Given request -
All of the records listed below should be retyped exactly.

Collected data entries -
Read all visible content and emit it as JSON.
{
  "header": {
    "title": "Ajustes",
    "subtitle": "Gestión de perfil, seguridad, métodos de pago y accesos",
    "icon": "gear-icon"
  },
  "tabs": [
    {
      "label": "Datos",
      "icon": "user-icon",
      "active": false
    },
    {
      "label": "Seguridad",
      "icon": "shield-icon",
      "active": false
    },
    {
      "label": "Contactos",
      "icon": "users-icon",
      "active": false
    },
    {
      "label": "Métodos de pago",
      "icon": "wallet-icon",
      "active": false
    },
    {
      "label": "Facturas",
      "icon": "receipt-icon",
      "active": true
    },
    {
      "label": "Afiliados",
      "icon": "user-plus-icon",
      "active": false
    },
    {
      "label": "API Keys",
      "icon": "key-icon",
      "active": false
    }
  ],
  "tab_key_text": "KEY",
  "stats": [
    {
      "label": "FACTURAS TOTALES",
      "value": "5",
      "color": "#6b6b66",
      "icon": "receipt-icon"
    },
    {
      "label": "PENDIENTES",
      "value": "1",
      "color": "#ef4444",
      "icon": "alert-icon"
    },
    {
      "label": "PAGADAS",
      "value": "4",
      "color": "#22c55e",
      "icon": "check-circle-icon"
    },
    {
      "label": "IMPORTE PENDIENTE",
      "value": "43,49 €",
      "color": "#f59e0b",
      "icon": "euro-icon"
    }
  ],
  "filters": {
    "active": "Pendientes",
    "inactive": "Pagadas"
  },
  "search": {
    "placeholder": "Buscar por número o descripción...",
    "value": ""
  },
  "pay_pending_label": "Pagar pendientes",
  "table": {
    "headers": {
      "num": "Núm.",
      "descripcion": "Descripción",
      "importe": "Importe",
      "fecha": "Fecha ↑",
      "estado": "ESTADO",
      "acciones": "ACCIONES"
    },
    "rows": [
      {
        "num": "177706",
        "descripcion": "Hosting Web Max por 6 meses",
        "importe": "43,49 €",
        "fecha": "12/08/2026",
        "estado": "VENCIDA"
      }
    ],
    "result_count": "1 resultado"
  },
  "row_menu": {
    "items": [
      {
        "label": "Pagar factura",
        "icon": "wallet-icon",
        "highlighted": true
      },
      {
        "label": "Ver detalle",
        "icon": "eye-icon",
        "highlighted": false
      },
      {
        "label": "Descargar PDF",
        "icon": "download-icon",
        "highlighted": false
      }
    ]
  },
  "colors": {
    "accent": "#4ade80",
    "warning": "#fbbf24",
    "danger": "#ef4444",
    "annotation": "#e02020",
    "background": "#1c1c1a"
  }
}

Response below -
Read all visible content and emit it as JSON.
{
  "header": {
    "title": "Ajustes",
    "subtitle": "Gestión de perfil, seguridad, métodos de pago y accesos",
    "icon": "gear-icon"
  },
  "tabs": [
    {
      "label": "Datos",
      "icon": "user-icon",
      "active": false
    },
    {
      "label": "Seguridad",
      "icon": "shield-icon",
      "active": false
    },
    {
      "label": "Contactos",
      "icon": "users-icon",
      "active": false
    },
    {
      "label": "Métodos de pago",
      "icon": "wallet-icon",
      "active": false
    },
    {
      "label": "Facturas",
      "icon": "receipt-icon",
      "active": true
    },
    {
      "label": "Afiliados",
      "icon": "user-plus-icon",
      "active": false
    },
    {
      "label": "API Keys",
      "icon": "key-icon",
      "active": false
    }
  ],
  "tab_key_text": "KEY",
  "stats": [
    {
      "label": "FACTURAS TOTALES",
      "value": "5",
      "color": "#6b6b66",
      "icon": "receipt-icon"
    },
    {
      "label": "PENDIENTES",
      "value": "1",
      "color": "#ef4444",
      "icon": "alert-icon"
    },
    {
      "label": "PAGADAS",
      "value": "4",
      "color": "#22c55e",
      "icon": "check-circle-icon"
    },
    {
      "label": "IMPORTE PENDIENTE",
      "value": "43,49 €",
      "color": "#f59e0b",
      "icon": "euro-icon"
    }
  ],
  "filters": {
    "active": "Pendientes",
    "inactive": "Pagadas"
  },
  "search": {
    "placeholder": "Buscar por número o descripción...",
    "value": ""
  },
  "pay_pending_label": "Pagar pendientes",
  "table": {
    "headers": {
      "num": "Núm.",
      "descripcion": "Descripción",
      "importe": "Importe",
      "fecha": "Fecha ↑",
      "estado": "ESTADO",
      "acciones": "ACCIONES"
    },
    "rows": [
      {
        "num": "177706",
        "descripcion": "Hosting Web Max por 6 meses",
        "importe": "43,49 €",
        "fecha": "12/08/2026",
        "estado": "VENCIDA"
      }
    ],
    "result_count": "1 resultado"
  },
  "row_menu": {
    "items": [
      {
        "label": "Pagar factura",
        "icon": "wallet-icon",
        "highlighted": true
      },
      {
        "label": "Ver detalle",
        "icon": "eye-icon",
        "highlighted": false
      },
      {
        "label": "Descargar PDF",
        "icon": "download-icon",
        "highlighted": false
      }
    ]
  },
  "colors": {
    "accent": "#4ade80",
    "warning": "#fbbf24",
    "danger": "#ef4444",
    "annotation": "#e02020",
    "background": "#1c1c1a"
  }
}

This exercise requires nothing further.